--- Start of Entries shown ---
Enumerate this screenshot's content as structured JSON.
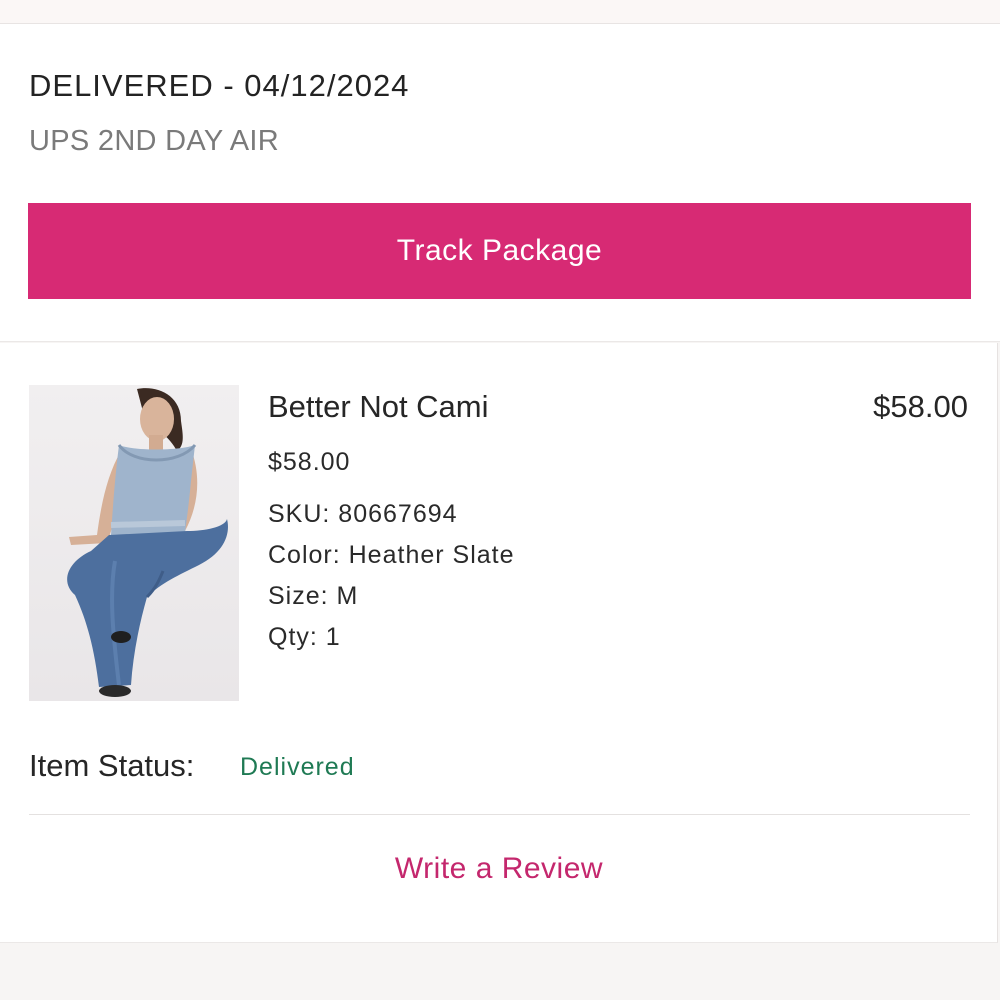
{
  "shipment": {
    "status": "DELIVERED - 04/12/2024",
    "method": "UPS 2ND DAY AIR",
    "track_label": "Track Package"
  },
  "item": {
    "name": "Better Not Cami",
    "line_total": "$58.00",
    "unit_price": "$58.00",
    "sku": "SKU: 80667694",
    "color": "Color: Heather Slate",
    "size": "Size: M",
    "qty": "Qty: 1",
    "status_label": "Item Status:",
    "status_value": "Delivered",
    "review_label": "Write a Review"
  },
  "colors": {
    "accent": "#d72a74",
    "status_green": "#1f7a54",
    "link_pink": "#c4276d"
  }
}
--- End of Entries shown ---
Images in the records should not be copied. Repeat all the rest exactly.

Enumerate this screenshot's content as structured JSON.
{
  "shipment": {
    "status": "DELIVERED - 04/12/2024",
    "method": "UPS 2ND DAY AIR",
    "track_label": "Track Package"
  },
  "item": {
    "name": "Better Not Cami",
    "line_total": "$58.00",
    "unit_price": "$58.00",
    "sku": "SKU: 80667694",
    "color": "Color: Heather Slate",
    "size": "Size: M",
    "qty": "Qty: 1",
    "status_label": "Item Status:",
    "status_value": "Delivered",
    "review_label": "Write a Review"
  },
  "colors": {
    "accent": "#d72a74",
    "status_green": "#1f7a54",
    "link_pink": "#c4276d"
  }
}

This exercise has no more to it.